Give back every line exactly as it appears, pictures excluded.

** BEGIN Extracted information **

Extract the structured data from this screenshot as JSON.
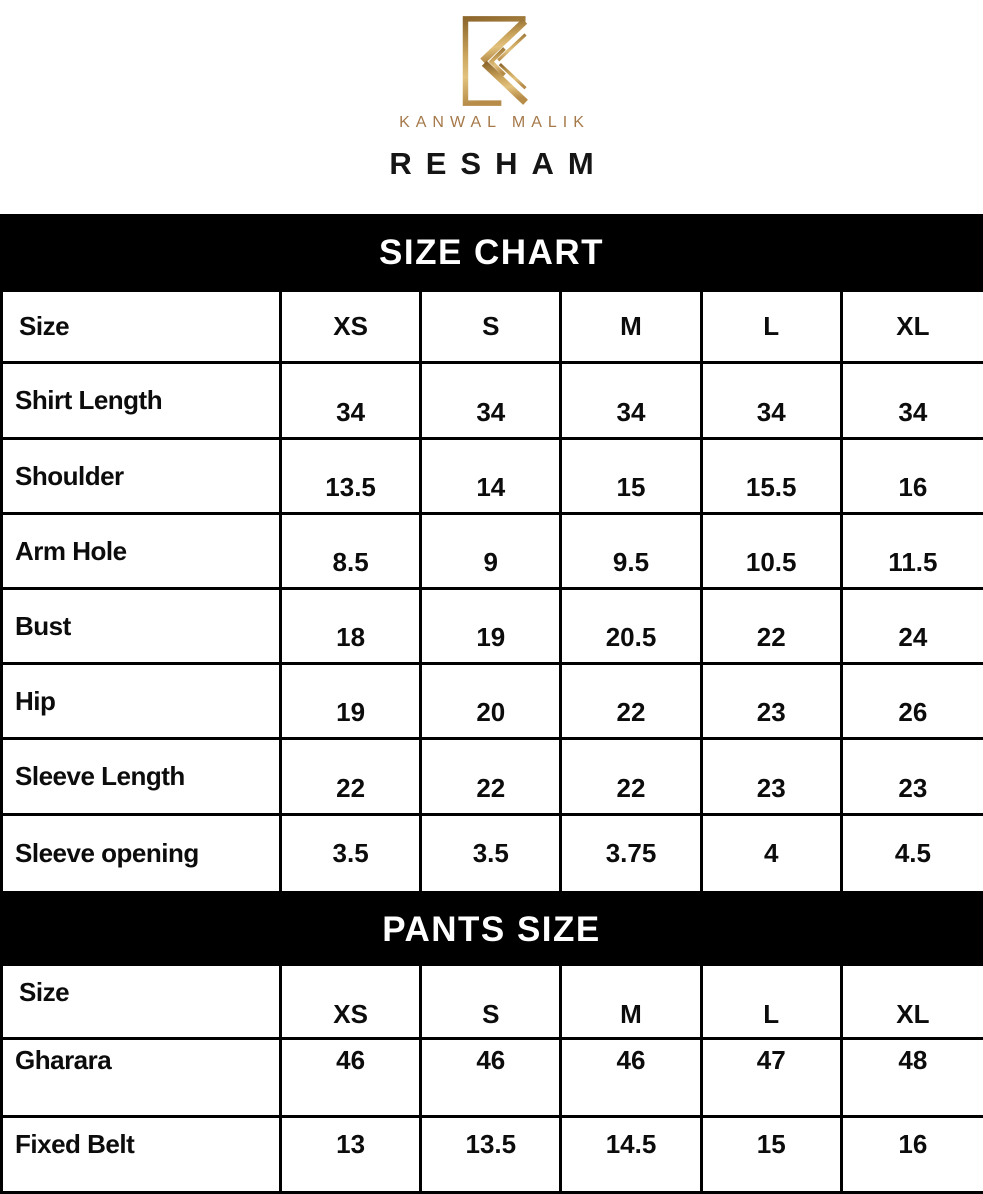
{
  "brand": {
    "name": "KANWAL MALIK",
    "collection": "RESHAM",
    "monogram_icon": "stylized-gold-K",
    "gold_color": "#a5794a",
    "gold_gradient": [
      "#8d672c",
      "#caa45b",
      "#e2c27e",
      "#b68c48"
    ]
  },
  "colors": {
    "banner_background": "#000000",
    "banner_text": "#ffffff",
    "table_border": "#000000",
    "body_text": "#0c0c0c"
  },
  "size_chart": {
    "title": "SIZE CHART",
    "header": {
      "label": "Size",
      "sizes": [
        "XS",
        "S",
        "M",
        "L",
        "XL"
      ]
    },
    "rows": [
      {
        "label": "Shirt Length",
        "values": [
          "34",
          "34",
          "34",
          "34",
          "34"
        ]
      },
      {
        "label": "Shoulder",
        "values": [
          "13.5",
          "14",
          "15",
          "15.5",
          "16"
        ]
      },
      {
        "label": "Arm Hole",
        "values": [
          "8.5",
          "9",
          "9.5",
          "10.5",
          "11.5"
        ]
      },
      {
        "label": "Bust",
        "values": [
          "18",
          "19",
          "20.5",
          "22",
          "24"
        ]
      },
      {
        "label": "Hip",
        "values": [
          "19",
          "20",
          "22",
          "23",
          "26"
        ]
      },
      {
        "label": "Sleeve Length",
        "values": [
          "22",
          "22",
          "22",
          "23",
          "23"
        ]
      },
      {
        "label": "Sleeve opening",
        "values": [
          "3.5",
          "3.5",
          "3.75",
          "4",
          "4.5"
        ]
      }
    ]
  },
  "pants_size": {
    "title": "PANTS SIZE",
    "header": {
      "label": "Size",
      "sizes": [
        "XS",
        "S",
        "M",
        "L",
        "XL"
      ]
    },
    "rows": [
      {
        "label": "Gharara",
        "values": [
          "46",
          "46",
          "46",
          "47",
          "48"
        ]
      },
      {
        "label": "Fixed Belt",
        "values": [
          "13",
          "13.5",
          "14.5",
          "15",
          "16"
        ]
      }
    ]
  }
}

** END Extracted information **

■ Solution:
Extract the structured data from this screenshot as JSON.
{
  "brand": {
    "name": "KANWAL MALIK",
    "collection": "RESHAM",
    "monogram_icon": "stylized-gold-K",
    "gold_color": "#a5794a",
    "gold_gradient": [
      "#8d672c",
      "#caa45b",
      "#e2c27e",
      "#b68c48"
    ]
  },
  "colors": {
    "banner_background": "#000000",
    "banner_text": "#ffffff",
    "table_border": "#000000",
    "body_text": "#0c0c0c"
  },
  "size_chart": {
    "title": "SIZE CHART",
    "header": {
      "label": "Size",
      "sizes": [
        "XS",
        "S",
        "M",
        "L",
        "XL"
      ]
    },
    "rows": [
      {
        "label": "Shirt Length",
        "values": [
          "34",
          "34",
          "34",
          "34",
          "34"
        ]
      },
      {
        "label": "Shoulder",
        "values": [
          "13.5",
          "14",
          "15",
          "15.5",
          "16"
        ]
      },
      {
        "label": "Arm Hole",
        "values": [
          "8.5",
          "9",
          "9.5",
          "10.5",
          "11.5"
        ]
      },
      {
        "label": "Bust",
        "values": [
          "18",
          "19",
          "20.5",
          "22",
          "24"
        ]
      },
      {
        "label": "Hip",
        "values": [
          "19",
          "20",
          "22",
          "23",
          "26"
        ]
      },
      {
        "label": "Sleeve Length",
        "values": [
          "22",
          "22",
          "22",
          "23",
          "23"
        ]
      },
      {
        "label": "Sleeve opening",
        "values": [
          "3.5",
          "3.5",
          "3.75",
          "4",
          "4.5"
        ]
      }
    ]
  },
  "pants_size": {
    "title": "PANTS SIZE",
    "header": {
      "label": "Size",
      "sizes": [
        "XS",
        "S",
        "M",
        "L",
        "XL"
      ]
    },
    "rows": [
      {
        "label": "Gharara",
        "values": [
          "46",
          "46",
          "46",
          "47",
          "48"
        ]
      },
      {
        "label": "Fixed Belt",
        "values": [
          "13",
          "13.5",
          "14.5",
          "15",
          "16"
        ]
      }
    ]
  }
}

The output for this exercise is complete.